WHAT TO WORK ON -
Report all lines from the entries below in which "NORRICE" appears.

Begin THE INPUT

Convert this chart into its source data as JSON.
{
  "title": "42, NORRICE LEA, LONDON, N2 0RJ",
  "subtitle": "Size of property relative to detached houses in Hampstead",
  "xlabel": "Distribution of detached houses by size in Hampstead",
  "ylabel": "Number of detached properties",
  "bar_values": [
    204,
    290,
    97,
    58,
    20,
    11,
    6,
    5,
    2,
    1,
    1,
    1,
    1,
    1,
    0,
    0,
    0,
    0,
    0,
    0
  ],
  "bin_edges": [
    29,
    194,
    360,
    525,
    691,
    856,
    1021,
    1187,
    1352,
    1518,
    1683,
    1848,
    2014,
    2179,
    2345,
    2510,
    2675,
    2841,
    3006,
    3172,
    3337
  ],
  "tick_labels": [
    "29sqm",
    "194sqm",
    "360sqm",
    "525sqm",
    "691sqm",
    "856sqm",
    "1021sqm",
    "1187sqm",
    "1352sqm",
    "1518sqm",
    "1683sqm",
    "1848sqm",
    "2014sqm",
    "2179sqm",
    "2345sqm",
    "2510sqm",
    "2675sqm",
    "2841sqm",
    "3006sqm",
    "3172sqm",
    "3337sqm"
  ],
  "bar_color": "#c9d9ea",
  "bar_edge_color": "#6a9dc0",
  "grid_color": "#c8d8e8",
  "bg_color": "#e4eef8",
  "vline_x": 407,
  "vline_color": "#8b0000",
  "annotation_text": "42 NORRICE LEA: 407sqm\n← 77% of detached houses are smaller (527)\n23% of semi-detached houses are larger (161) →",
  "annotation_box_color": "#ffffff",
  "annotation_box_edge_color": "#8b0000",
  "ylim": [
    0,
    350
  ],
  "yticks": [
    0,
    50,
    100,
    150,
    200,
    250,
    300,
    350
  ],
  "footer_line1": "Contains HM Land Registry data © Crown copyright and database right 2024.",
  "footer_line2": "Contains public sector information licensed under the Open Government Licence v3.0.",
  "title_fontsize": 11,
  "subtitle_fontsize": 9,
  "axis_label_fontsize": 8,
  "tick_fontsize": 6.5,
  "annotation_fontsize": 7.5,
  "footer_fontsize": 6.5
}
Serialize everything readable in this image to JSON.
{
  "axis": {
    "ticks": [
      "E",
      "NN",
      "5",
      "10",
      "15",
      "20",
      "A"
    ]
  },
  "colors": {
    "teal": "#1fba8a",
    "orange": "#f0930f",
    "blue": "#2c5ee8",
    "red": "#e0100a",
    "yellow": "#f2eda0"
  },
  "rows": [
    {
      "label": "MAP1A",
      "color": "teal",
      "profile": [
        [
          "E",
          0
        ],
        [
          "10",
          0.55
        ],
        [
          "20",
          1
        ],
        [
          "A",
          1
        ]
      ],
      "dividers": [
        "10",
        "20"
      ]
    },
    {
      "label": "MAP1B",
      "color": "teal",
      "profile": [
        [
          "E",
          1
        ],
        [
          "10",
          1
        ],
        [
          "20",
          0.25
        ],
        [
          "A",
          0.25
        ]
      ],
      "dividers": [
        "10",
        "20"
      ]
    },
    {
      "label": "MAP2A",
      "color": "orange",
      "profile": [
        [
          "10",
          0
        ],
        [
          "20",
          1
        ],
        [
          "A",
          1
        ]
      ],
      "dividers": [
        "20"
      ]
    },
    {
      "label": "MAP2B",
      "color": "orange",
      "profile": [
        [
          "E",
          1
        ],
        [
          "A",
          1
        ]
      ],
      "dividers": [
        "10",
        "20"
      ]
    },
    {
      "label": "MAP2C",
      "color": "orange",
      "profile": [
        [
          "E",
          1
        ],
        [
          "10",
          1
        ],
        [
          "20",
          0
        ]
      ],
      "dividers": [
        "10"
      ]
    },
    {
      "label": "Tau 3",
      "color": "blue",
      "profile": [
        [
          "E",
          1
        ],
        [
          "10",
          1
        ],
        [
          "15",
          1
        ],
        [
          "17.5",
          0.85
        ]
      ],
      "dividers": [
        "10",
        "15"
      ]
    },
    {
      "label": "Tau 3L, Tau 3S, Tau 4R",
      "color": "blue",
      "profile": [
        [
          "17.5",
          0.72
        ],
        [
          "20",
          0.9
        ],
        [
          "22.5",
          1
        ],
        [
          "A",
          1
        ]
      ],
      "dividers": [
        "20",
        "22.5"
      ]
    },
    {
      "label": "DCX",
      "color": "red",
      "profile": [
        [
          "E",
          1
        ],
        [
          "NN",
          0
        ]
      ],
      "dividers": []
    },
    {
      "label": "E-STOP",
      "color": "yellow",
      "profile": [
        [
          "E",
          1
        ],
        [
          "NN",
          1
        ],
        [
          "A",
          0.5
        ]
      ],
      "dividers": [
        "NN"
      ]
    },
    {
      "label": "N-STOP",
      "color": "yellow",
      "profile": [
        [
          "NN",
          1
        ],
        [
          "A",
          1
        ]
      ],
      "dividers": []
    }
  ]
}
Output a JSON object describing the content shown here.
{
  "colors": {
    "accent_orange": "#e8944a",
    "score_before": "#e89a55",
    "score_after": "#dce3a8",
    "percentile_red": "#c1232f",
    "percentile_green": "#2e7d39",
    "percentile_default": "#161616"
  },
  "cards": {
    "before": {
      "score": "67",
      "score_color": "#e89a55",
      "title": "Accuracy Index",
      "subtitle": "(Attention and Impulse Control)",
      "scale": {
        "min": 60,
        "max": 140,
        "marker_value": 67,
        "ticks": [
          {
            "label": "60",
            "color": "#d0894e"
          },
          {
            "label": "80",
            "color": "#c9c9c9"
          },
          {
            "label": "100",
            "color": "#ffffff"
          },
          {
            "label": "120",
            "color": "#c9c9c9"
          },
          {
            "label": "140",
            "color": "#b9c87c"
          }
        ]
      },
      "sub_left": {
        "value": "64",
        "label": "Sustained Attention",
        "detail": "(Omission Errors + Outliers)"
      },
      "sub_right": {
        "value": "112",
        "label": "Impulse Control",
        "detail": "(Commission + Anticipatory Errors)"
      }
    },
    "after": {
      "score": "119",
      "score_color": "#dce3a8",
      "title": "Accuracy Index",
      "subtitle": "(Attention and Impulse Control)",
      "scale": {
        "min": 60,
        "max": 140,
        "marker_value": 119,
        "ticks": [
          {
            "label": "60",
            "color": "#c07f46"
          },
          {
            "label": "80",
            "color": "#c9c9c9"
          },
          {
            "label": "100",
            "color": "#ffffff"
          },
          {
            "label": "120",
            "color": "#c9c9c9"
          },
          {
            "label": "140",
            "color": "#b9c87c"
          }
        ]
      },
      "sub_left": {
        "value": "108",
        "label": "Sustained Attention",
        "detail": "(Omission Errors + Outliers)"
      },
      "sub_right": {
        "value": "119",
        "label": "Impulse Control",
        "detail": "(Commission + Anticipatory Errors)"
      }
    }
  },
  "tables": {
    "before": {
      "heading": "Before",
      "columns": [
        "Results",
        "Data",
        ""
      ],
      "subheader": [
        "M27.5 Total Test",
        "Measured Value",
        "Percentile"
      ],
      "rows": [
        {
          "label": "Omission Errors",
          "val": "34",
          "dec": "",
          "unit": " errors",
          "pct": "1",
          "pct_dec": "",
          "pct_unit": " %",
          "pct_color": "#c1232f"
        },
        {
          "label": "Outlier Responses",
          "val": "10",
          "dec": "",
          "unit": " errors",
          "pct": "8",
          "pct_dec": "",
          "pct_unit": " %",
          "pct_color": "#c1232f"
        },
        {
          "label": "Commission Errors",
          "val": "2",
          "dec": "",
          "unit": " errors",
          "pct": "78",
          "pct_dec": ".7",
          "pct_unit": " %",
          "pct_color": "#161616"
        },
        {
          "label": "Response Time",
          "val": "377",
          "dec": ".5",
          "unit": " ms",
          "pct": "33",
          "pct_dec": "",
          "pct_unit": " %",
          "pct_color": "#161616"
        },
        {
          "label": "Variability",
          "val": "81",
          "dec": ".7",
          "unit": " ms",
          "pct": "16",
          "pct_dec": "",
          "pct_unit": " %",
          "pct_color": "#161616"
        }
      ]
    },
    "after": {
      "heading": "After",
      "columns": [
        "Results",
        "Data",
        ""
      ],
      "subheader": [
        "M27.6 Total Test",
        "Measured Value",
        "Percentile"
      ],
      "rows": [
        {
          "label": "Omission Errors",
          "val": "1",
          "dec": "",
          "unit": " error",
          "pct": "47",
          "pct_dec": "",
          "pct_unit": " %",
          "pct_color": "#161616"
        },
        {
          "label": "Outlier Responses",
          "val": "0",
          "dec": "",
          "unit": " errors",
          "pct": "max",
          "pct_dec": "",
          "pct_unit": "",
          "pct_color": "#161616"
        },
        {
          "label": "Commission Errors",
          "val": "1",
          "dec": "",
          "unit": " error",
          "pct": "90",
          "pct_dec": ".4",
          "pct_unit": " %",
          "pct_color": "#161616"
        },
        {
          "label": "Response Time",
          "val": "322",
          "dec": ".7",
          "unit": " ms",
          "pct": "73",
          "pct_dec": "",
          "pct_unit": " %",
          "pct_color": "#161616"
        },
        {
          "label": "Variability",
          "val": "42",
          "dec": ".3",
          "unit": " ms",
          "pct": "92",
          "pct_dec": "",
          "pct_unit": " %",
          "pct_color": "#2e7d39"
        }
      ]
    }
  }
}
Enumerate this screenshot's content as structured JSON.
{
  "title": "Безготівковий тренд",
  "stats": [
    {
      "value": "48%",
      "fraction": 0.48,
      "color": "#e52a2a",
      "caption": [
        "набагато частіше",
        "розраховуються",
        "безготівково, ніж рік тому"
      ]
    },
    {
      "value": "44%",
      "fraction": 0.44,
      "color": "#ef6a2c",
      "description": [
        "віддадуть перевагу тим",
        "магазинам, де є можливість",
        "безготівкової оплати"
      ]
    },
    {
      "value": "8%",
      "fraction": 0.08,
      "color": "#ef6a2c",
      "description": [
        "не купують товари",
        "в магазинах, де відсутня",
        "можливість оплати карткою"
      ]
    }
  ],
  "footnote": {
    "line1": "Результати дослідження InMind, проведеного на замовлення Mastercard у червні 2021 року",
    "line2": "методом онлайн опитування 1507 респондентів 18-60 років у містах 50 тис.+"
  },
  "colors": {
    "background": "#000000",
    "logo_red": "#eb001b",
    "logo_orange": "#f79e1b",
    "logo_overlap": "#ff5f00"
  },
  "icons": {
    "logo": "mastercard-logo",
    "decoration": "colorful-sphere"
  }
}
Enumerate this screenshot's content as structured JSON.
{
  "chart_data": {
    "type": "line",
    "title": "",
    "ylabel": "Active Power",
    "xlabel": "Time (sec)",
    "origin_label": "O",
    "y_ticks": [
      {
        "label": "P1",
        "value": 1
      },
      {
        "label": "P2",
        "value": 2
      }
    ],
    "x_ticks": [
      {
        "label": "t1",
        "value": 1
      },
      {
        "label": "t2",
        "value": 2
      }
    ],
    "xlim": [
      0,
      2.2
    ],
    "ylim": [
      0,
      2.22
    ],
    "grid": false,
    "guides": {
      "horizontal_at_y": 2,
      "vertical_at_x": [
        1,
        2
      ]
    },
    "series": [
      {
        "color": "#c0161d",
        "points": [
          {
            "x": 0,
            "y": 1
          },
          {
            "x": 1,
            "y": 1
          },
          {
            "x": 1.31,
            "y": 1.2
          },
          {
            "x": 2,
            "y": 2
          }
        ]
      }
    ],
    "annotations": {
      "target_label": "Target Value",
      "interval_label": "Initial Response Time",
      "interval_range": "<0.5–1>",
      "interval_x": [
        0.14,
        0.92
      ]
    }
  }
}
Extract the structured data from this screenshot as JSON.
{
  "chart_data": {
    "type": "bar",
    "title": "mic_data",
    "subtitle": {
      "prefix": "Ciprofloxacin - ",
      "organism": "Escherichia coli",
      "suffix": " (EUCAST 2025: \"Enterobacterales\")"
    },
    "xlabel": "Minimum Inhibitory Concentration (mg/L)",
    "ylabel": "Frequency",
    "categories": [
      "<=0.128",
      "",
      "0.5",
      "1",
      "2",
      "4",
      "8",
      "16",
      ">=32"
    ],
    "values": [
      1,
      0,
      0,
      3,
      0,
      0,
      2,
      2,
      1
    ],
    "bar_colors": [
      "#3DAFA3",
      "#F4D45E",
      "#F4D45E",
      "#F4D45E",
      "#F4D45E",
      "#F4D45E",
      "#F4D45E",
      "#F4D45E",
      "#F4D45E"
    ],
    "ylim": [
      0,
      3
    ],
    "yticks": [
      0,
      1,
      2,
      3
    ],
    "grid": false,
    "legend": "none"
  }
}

End THE INPUT

SOLUTION FOR THIS PROBLEM -
  "title": "42, NORRICE LEA, LONDON, N2 0RJ",
  "annotation_text": "42 NORRICE LEA: 407sqm\n← 77% of detached houses are smaller (527)\n23% of semi-detached houses are larger (161) →",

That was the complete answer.